*Data lines*.
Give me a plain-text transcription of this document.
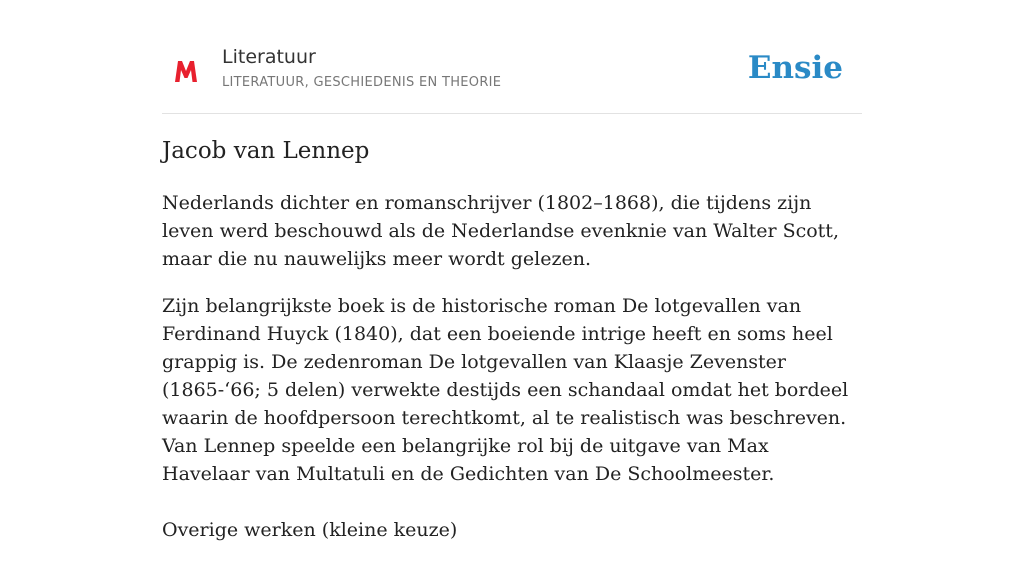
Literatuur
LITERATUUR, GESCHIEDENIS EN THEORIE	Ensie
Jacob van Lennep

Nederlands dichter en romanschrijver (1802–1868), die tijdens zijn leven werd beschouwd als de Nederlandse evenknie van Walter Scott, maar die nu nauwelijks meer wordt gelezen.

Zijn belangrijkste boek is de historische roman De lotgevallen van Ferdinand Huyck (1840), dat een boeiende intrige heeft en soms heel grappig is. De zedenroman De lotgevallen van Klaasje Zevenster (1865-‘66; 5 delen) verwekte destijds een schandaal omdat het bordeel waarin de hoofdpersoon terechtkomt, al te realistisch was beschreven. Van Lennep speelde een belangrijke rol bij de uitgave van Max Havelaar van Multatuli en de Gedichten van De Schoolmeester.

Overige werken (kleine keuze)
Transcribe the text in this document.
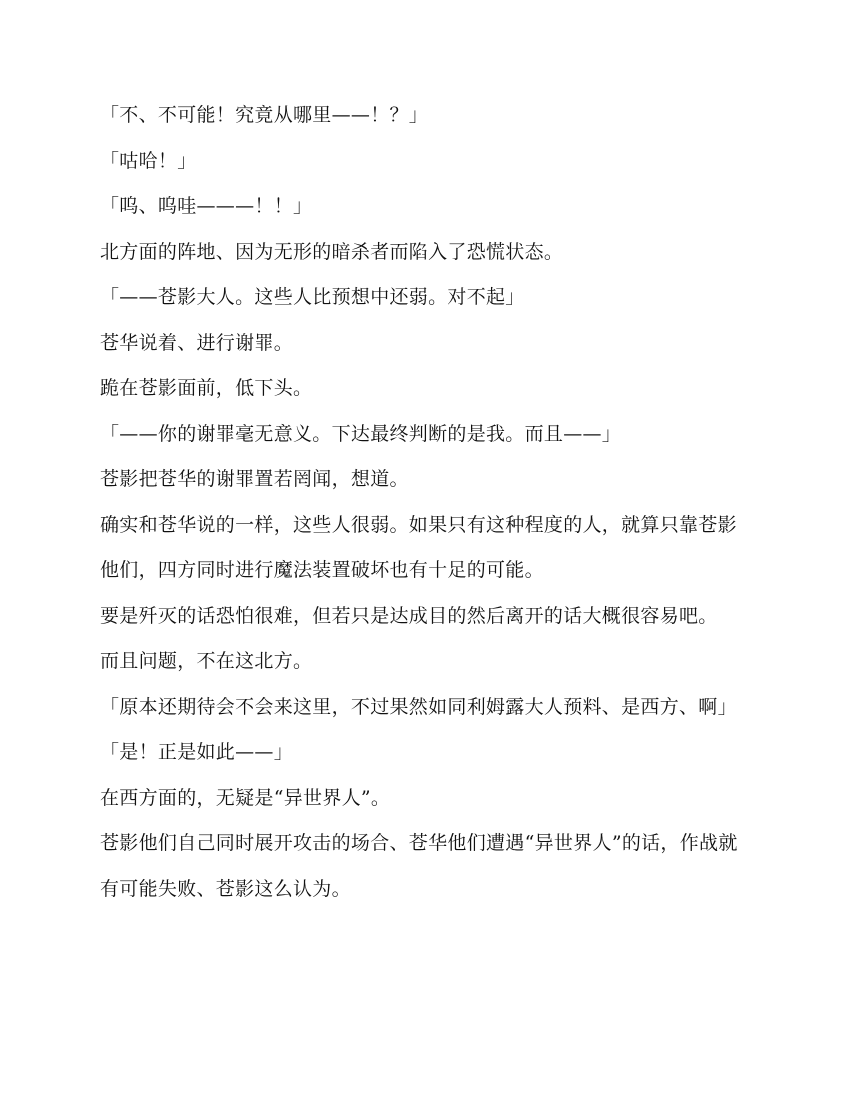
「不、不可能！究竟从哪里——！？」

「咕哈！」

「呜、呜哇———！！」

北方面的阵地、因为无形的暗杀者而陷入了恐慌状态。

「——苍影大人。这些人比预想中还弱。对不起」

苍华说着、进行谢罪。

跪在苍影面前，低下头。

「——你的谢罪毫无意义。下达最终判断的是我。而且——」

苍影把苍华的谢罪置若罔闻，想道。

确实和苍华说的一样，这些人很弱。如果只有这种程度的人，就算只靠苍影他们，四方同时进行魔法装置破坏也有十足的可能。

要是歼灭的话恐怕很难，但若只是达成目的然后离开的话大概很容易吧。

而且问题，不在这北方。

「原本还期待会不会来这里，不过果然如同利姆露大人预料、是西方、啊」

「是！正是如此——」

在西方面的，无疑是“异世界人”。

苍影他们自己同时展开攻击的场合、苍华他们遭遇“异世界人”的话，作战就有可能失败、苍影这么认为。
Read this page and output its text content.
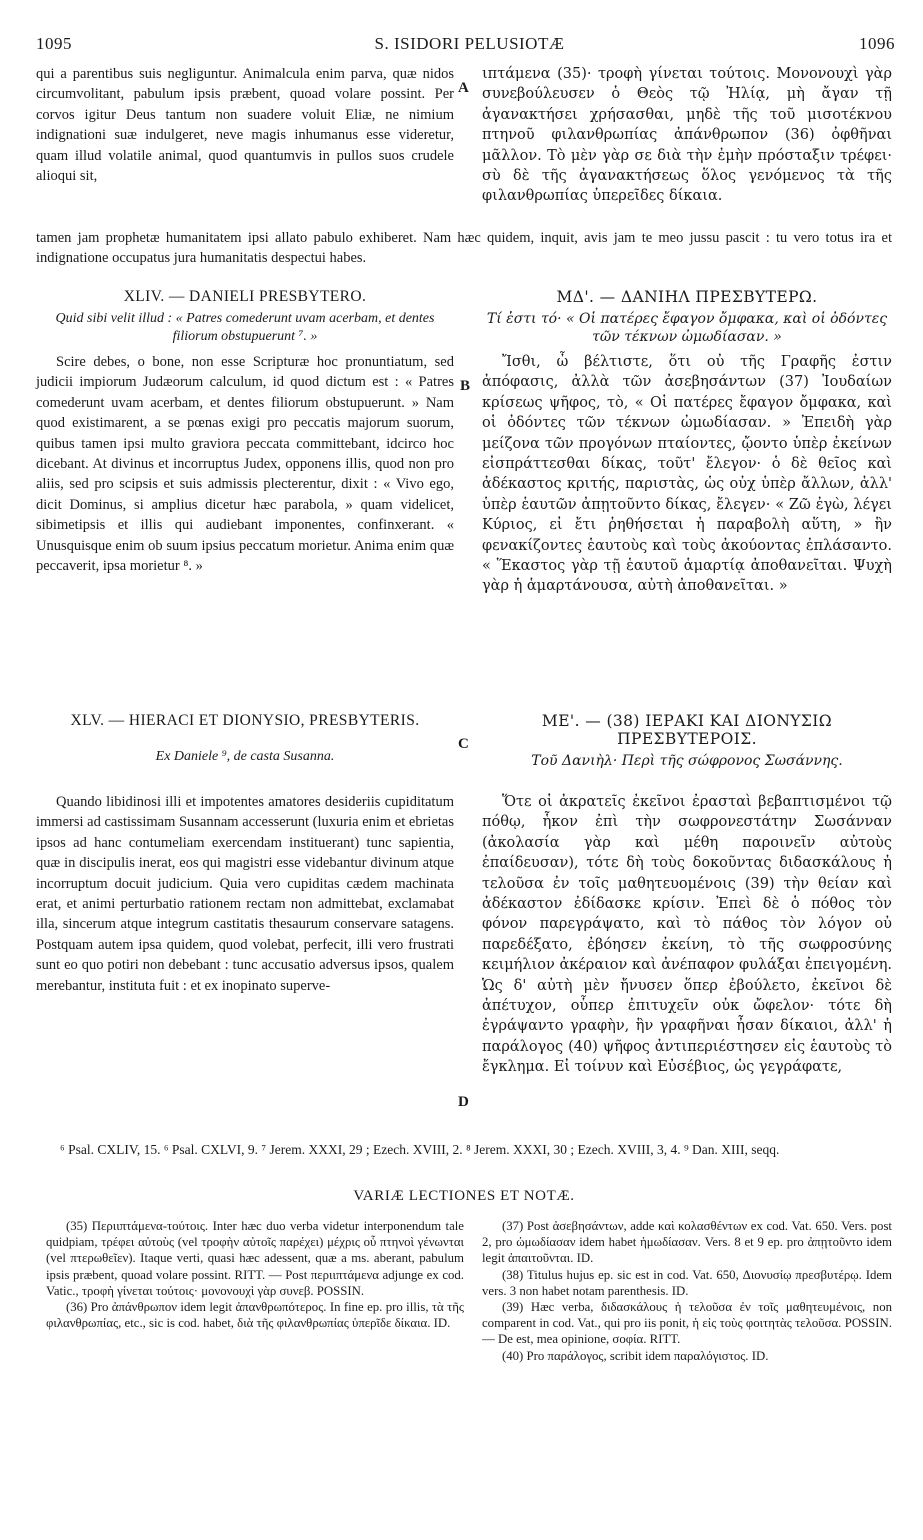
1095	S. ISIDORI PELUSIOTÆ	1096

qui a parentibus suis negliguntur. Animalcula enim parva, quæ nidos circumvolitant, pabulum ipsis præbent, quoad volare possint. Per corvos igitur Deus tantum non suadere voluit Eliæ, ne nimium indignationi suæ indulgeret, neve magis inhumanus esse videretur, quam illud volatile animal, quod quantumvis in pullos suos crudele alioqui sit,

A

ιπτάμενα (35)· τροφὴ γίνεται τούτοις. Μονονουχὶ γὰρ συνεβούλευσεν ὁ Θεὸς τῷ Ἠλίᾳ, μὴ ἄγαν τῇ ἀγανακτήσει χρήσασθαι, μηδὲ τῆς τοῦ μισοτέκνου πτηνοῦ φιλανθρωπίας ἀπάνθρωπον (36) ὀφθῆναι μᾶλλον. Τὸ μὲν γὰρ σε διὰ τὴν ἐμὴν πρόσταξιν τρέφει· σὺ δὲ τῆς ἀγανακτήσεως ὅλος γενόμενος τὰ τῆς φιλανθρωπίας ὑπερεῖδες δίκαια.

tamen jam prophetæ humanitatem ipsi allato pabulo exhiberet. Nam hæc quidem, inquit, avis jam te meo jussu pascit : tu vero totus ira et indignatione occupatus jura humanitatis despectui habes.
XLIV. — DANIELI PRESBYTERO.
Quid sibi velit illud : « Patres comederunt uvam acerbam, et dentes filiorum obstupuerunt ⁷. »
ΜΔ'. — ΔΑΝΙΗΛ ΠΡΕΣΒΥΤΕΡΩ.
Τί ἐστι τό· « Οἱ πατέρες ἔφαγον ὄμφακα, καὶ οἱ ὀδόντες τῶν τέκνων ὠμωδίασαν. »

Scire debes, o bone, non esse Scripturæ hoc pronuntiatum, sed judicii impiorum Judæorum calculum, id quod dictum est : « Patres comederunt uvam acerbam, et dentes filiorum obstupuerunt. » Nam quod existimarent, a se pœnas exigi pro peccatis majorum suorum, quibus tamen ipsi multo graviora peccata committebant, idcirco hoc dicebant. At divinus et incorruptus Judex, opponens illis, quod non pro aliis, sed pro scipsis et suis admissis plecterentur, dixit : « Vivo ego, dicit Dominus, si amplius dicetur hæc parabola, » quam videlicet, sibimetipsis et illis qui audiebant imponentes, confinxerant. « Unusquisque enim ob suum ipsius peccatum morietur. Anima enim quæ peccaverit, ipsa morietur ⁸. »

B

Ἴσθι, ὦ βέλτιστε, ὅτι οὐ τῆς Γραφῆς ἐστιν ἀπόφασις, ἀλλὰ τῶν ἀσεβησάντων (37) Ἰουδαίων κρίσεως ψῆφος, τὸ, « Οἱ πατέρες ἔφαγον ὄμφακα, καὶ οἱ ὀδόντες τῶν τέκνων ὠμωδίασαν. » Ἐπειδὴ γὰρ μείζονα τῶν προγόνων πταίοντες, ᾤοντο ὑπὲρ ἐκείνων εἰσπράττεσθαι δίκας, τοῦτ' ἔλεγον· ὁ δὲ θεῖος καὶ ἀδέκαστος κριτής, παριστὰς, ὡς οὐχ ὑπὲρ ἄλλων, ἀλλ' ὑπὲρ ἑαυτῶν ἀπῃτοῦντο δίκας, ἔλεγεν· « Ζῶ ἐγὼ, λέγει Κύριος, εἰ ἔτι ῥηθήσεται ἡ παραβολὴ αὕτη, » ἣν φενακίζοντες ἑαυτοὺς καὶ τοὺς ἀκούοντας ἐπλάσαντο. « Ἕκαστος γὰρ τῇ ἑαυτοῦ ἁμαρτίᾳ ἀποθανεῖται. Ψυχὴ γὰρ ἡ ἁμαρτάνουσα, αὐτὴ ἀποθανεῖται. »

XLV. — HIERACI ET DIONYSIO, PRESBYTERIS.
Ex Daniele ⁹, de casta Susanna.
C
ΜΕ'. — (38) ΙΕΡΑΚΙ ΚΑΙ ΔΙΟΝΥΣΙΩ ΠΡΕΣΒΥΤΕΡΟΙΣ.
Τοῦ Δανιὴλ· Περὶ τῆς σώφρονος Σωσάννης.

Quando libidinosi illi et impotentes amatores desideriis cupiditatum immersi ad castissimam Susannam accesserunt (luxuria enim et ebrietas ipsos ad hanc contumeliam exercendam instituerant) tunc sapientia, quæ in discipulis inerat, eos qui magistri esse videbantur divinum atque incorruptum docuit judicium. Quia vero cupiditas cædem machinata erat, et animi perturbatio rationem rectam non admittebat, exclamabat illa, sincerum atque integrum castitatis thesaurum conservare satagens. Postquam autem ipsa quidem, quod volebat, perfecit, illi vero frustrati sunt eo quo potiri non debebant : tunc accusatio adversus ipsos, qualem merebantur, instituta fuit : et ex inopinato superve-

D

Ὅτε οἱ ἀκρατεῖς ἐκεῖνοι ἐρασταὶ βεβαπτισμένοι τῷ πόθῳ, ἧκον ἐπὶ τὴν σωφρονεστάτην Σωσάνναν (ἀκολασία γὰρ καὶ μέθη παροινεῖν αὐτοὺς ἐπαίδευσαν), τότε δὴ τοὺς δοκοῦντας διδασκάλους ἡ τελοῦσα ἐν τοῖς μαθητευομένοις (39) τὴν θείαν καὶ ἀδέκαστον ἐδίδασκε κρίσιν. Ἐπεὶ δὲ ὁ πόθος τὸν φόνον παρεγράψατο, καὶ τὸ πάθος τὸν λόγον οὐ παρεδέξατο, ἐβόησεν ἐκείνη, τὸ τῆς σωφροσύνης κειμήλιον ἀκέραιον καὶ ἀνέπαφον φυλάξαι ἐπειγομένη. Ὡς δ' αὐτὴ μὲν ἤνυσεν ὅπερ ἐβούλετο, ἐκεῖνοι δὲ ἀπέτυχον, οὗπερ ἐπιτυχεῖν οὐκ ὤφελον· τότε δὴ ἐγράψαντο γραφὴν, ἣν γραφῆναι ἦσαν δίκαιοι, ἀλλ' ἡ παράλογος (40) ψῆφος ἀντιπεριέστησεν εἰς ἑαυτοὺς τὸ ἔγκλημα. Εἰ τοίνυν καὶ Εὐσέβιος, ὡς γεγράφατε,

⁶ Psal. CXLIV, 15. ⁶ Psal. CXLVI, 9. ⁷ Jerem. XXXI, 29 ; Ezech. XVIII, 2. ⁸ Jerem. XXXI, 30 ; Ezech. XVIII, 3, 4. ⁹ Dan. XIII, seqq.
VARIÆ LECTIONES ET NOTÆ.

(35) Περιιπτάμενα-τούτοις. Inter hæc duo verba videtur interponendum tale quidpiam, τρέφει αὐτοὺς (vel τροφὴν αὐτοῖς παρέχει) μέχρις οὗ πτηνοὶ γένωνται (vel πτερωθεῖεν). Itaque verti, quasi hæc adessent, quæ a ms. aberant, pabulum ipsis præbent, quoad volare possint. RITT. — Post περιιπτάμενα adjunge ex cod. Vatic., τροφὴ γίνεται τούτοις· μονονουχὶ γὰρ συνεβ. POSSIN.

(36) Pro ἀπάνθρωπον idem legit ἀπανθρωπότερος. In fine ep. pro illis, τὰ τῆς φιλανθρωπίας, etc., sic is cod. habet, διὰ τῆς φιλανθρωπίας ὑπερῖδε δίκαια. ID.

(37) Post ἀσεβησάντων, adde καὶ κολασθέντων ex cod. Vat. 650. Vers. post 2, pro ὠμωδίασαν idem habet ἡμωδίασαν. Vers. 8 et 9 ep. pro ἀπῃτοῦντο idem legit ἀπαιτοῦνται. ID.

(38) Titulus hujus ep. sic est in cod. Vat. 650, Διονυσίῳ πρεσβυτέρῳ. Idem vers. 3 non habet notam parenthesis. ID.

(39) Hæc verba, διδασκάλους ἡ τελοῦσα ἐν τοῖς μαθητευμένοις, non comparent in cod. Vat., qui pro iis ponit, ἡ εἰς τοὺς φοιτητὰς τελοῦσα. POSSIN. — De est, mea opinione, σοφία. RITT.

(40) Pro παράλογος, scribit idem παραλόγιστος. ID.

*Directive*. Examine the entries and report how many of their lines contain the string "text", giving no more than the number.

*Completed task*. 3